* Objective: Print the data line for line, from the start down to and including the line that contains "arrow-right-icon <box>25 474 38 485</box>".

Records of where elements appear

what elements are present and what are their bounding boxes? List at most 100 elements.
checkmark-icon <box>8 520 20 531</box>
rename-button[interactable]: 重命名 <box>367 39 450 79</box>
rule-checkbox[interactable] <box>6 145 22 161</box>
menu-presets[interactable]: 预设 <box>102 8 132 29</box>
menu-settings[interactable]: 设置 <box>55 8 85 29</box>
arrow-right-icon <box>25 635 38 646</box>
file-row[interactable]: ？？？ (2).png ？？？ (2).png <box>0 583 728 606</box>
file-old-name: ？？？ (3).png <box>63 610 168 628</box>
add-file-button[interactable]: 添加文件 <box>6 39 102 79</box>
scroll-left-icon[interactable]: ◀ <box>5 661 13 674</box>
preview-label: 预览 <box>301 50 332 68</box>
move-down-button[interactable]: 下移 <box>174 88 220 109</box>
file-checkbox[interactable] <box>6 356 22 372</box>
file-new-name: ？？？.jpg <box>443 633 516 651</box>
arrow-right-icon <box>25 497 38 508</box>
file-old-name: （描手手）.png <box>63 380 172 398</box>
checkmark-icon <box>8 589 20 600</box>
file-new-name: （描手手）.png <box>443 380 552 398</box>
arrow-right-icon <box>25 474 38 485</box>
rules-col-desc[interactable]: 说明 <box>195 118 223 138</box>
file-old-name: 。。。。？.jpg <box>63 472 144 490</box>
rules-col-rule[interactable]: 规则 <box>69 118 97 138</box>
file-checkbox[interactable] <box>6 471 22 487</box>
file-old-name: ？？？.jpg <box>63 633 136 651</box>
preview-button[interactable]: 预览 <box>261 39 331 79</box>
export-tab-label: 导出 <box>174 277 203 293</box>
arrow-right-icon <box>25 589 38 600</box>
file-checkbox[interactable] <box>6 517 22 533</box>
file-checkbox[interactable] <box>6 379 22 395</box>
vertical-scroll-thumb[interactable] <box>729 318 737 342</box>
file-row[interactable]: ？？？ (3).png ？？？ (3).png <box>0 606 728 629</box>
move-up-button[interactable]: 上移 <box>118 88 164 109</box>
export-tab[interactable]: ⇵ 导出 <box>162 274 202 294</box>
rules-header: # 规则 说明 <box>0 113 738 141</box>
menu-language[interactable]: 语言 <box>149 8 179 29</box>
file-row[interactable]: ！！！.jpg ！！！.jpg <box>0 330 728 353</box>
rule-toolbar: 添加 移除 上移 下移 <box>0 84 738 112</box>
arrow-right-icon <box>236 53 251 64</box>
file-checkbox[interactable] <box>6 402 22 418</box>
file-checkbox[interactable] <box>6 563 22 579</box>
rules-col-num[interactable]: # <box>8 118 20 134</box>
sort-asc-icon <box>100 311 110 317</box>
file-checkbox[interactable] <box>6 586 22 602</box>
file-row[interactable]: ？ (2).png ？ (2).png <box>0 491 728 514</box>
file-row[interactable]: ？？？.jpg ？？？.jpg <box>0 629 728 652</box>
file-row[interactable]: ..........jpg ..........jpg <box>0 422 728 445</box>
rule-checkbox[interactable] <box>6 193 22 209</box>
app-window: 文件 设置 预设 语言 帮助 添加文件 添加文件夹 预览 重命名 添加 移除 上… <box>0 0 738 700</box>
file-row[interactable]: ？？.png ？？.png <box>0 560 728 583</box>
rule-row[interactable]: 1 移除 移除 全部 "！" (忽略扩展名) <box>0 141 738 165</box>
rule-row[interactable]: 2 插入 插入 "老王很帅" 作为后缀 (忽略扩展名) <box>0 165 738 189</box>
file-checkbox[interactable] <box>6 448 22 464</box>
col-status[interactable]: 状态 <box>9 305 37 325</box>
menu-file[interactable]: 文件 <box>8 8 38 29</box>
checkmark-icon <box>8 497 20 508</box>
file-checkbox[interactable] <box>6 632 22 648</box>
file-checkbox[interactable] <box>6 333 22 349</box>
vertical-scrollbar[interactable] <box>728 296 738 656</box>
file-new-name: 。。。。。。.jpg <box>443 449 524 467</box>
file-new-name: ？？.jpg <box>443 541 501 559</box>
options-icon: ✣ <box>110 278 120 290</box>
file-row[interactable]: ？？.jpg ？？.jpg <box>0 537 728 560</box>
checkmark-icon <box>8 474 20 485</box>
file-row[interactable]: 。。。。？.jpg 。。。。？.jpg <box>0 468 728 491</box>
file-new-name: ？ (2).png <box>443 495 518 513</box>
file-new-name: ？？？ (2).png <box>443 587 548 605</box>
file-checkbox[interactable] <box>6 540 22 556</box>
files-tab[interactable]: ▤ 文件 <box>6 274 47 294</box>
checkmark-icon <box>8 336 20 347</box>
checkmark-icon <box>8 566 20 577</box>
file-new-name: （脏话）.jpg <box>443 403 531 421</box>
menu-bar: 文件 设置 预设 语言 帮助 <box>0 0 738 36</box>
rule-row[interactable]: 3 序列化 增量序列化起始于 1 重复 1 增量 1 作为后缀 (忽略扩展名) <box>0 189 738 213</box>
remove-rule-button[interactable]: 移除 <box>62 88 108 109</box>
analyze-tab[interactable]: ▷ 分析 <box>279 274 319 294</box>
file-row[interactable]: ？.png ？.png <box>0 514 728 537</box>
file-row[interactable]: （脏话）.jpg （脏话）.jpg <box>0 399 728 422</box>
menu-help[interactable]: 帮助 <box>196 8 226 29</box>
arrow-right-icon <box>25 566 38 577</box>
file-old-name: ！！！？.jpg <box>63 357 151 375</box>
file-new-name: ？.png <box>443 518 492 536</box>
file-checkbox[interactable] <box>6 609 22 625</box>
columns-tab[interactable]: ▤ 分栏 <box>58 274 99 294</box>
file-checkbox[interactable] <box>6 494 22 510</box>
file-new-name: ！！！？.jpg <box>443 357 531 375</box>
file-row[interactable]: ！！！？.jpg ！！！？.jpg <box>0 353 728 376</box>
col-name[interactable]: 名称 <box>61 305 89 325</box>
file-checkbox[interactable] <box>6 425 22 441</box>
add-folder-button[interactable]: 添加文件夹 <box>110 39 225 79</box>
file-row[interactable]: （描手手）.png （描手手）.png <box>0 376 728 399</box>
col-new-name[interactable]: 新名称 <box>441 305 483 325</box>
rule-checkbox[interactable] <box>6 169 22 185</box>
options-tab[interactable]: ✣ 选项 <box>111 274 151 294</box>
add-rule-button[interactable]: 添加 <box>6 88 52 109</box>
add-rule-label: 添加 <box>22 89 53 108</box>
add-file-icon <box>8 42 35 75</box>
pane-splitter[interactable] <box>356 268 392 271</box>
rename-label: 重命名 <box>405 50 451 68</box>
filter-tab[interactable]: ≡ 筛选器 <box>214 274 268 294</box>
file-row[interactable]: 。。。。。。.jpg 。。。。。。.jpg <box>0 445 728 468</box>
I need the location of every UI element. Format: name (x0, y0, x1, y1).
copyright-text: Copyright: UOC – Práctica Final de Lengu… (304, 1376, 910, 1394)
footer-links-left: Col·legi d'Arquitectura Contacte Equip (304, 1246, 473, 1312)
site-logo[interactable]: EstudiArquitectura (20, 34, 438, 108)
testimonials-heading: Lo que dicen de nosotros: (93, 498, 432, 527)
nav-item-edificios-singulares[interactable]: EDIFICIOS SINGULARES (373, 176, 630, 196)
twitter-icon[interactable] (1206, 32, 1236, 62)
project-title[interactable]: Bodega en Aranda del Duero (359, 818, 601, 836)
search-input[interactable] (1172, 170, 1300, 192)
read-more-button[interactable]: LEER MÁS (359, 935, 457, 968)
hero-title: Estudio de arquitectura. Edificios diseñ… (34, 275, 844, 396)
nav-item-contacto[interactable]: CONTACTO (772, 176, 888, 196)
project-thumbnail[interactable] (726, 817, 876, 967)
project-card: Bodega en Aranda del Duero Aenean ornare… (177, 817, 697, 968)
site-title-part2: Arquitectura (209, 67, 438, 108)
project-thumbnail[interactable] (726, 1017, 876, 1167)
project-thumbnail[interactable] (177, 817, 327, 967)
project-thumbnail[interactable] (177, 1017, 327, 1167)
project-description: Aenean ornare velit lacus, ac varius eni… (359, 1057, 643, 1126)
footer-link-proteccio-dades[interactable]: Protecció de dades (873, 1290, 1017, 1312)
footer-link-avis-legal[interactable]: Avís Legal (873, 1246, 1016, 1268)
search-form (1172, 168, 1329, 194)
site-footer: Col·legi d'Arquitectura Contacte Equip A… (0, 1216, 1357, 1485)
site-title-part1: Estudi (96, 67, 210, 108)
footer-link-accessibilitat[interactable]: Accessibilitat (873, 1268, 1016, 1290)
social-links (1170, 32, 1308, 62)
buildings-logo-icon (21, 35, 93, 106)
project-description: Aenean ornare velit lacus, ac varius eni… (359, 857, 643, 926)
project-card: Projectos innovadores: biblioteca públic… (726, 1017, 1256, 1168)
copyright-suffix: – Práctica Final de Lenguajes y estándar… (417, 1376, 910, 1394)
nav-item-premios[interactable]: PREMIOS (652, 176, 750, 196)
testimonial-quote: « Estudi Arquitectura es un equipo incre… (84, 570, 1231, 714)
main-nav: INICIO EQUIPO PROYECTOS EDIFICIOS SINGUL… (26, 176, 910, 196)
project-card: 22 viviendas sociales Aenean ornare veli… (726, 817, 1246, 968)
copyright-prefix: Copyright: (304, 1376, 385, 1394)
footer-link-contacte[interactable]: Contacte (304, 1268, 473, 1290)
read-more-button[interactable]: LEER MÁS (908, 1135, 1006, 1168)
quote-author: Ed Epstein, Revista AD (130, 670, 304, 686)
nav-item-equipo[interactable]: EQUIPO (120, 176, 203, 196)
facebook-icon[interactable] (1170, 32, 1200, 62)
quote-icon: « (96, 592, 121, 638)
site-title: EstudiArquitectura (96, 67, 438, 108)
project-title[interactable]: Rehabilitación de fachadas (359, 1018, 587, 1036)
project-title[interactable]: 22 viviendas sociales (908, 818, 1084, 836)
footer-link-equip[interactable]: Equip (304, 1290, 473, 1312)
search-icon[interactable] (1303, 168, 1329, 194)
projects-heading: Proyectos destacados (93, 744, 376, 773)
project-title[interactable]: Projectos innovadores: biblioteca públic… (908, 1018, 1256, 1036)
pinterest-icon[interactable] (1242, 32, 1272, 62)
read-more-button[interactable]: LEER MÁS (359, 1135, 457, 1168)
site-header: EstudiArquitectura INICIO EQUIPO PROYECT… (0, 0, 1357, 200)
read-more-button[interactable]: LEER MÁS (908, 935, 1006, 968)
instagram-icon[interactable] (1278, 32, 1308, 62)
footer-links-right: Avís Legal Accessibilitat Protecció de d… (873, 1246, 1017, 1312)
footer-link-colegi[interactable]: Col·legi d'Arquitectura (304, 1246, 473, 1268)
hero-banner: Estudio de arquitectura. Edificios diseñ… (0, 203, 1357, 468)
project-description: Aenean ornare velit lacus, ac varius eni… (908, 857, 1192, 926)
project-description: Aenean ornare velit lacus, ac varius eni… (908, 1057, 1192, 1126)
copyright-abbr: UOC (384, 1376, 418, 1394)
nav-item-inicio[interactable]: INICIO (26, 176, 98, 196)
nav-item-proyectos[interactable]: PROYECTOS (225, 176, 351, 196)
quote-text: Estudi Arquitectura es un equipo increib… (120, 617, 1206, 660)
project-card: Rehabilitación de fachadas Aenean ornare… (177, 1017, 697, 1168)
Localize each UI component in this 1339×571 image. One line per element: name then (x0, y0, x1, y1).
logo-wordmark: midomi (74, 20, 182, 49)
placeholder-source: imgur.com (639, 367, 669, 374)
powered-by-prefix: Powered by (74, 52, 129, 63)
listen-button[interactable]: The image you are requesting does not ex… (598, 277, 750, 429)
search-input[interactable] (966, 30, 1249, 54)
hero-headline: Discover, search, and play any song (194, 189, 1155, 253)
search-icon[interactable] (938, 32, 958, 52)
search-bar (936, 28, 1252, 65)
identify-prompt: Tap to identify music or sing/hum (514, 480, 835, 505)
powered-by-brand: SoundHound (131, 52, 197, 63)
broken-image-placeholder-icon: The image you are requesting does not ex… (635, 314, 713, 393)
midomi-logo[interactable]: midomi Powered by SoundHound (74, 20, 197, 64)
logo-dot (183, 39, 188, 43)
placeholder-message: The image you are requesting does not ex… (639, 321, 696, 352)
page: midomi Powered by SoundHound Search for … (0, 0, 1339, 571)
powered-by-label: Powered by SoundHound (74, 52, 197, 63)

* Task result:
what elements are present and what are their bounding boxes? List at most 100 elements.
checkmark-icon <box>8 520 20 531</box>
rename-button[interactable]: 重命名 <box>367 39 450 79</box>
rule-checkbox[interactable] <box>6 145 22 161</box>
menu-presets[interactable]: 预设 <box>102 8 132 29</box>
menu-settings[interactable]: 设置 <box>55 8 85 29</box>
arrow-right-icon <box>25 635 38 646</box>
file-row[interactable]: ？？？ (2).png ？？？ (2).png <box>0 583 728 606</box>
file-old-name: ？？？ (3).png <box>63 610 168 628</box>
add-file-button[interactable]: 添加文件 <box>6 39 102 79</box>
scroll-left-icon[interactable]: ◀ <box>5 661 13 674</box>
preview-label: 预览 <box>301 50 332 68</box>
move-down-button[interactable]: 下移 <box>174 88 220 109</box>
file-checkbox[interactable] <box>6 356 22 372</box>
file-new-name: ？？？.jpg <box>443 633 516 651</box>
arrow-right-icon <box>25 497 38 508</box>
file-old-name: （描手手）.png <box>63 380 172 398</box>
checkmark-icon <box>8 589 20 600</box>
file-new-name: （描手手）.png <box>443 380 552 398</box>
arrow-right-icon <box>25 474 38 485</box>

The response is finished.